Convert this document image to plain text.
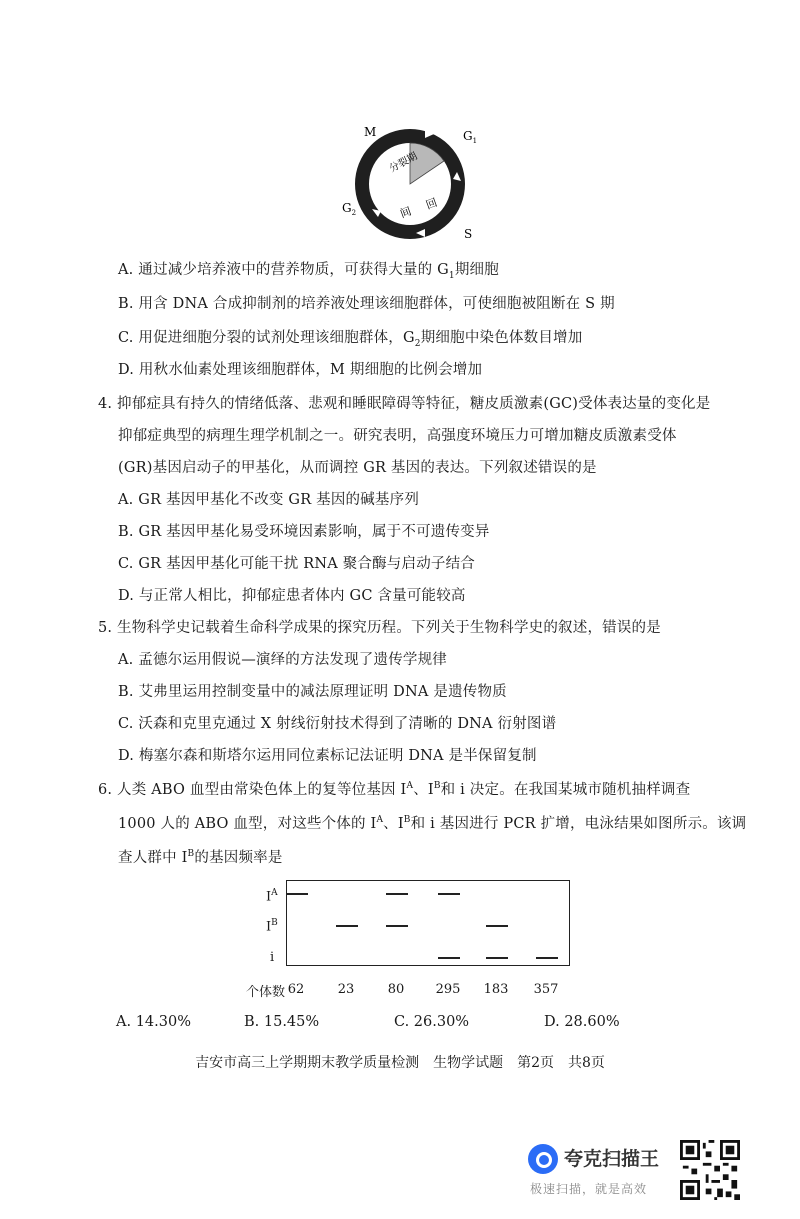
M	$G_1$
$G_2$
S
分裂期
间
回
A. 通过减少培养液中的营养物质，可获得大量的 $G_1$期细胞
B. 用含 DNA 合成抑制剂的培养液处理该细胞群体，可使细胞被阻断在 S 期
C. 用促进细胞分裂的试剂处理该细胞群体，$G_2$期细胞中染色体数目增加
D. 用秋水仙素处理该细胞群体，M 期细胞的比例会增加
4. 抑郁症具有持久的情绪低落、悲观和睡眠障碍等特征，糖皮质激素(GC)受体表达量的变化是
抑郁症典型的病理生理学机制之一。研究表明，高强度环境压力可增加糖皮质激素受体
(GR)基因启动子的甲基化，从而调控 GR 基因的表达。下列叙述错误的是
A. GR 基因甲基化不改变 GR 基因的碱基序列
B. GR 基因甲基化易受环境因素影响，属于不可遗传变异
C. GR 基因甲基化可能干扰 RNA 聚合酶与启动子结合
D. 与正常人相比，抑郁症患者体内 GC 含量可能较高
5. 生物科学史记载着生命科学成果的探究历程。下列关于生物科学史的叙述，错误的是
A. 孟德尔运用假说—演绎的方法发现了遗传学规律
B. 艾弗里运用控制变量中的减法原理证明 DNA 是遗传物质
C. 沃森和克里克通过 X 射线衍射技术得到了清晰的 DNA 衍射图谱
D. 梅塞尔森和斯塔尔运用同位素标记法证明 DNA 是半保留复制
6. 人类 ABO 血型由常染色体上的复等位基因 $I^A$、$I^B$和 i 决定。在我国某城市随机抽样调查
1000 人的 ABO 血型，对这些个体的 $I^A$、$I^B$和 i 基因进行 PCR 扩增，电泳结果如图所示。该调
查人群中 $I^B$的基因频率是
$I^A$
$I^B$
i
个体数 62	23	80	295	183	357
A. 14.30%	B. 15.45%	C. 26.30%	D. 28.60%
吉安市高三上学期期末教学质量检测　生物学试题　第2页　共8页
夸克扫描王
极速扫描，就是高效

══════

*WHAT IS REQUIRED*.
Leave out the pictures and copy every record above exactly.

*OUTPUT BELOW*.
Convert this document image to plain text.
M	$G_1$
$G_2$
S
分裂期
间
回
A. 通过减少培养液中的营养物质，可获得大量的 $G_1$期细胞
B. 用含 DNA 合成抑制剂的培养液处理该细胞群体，可使细胞被阻断在 S 期
C. 用促进细胞分裂的试剂处理该细胞群体，$G_2$期细胞中染色体数目增加
D. 用秋水仙素处理该细胞群体，M 期细胞的比例会增加
4. 抑郁症具有持久的情绪低落、悲观和睡眠障碍等特征，糖皮质激素(GC)受体表达量的变化是
抑郁症典型的病理生理学机制之一。研究表明，高强度环境压力可增加糖皮质激素受体
(GR)基因启动子的甲基化，从而调控 GR 基因的表达。下列叙述错误的是
A. GR 基因甲基化不改变 GR 基因的碱基序列
B. GR 基因甲基化易受环境因素影响，属于不可遗传变异
C. GR 基因甲基化可能干扰 RNA 聚合酶与启动子结合
D. 与正常人相比，抑郁症患者体内 GC 含量可能较高
5. 生物科学史记载着生命科学成果的探究历程。下列关于生物科学史的叙述，错误的是
A. 孟德尔运用假说—演绎的方法发现了遗传学规律
B. 艾弗里运用控制变量中的减法原理证明 DNA 是遗传物质
C. 沃森和克里克通过 X 射线衍射技术得到了清晰的 DNA 衍射图谱
D. 梅塞尔森和斯塔尔运用同位素标记法证明 DNA 是半保留复制
6. 人类 ABO 血型由常染色体上的复等位基因 $I^A$、$I^B$和 i 决定。在我国某城市随机抽样调查
1000 人的 ABO 血型，对这些个体的 $I^A$、$I^B$和 i 基因进行 PCR 扩增，电泳结果如图所示。该调
查人群中 $I^B$的基因频率是
$I^A$
$I^B$
i
个体数 62	23	80	295	183	357
A. 14.30%	B. 15.45%	C. 26.30%	D. 28.60%
吉安市高三上学期期末教学质量检测　生物学试题　第2页　共8页
夸克扫描王
极速扫描，就是高效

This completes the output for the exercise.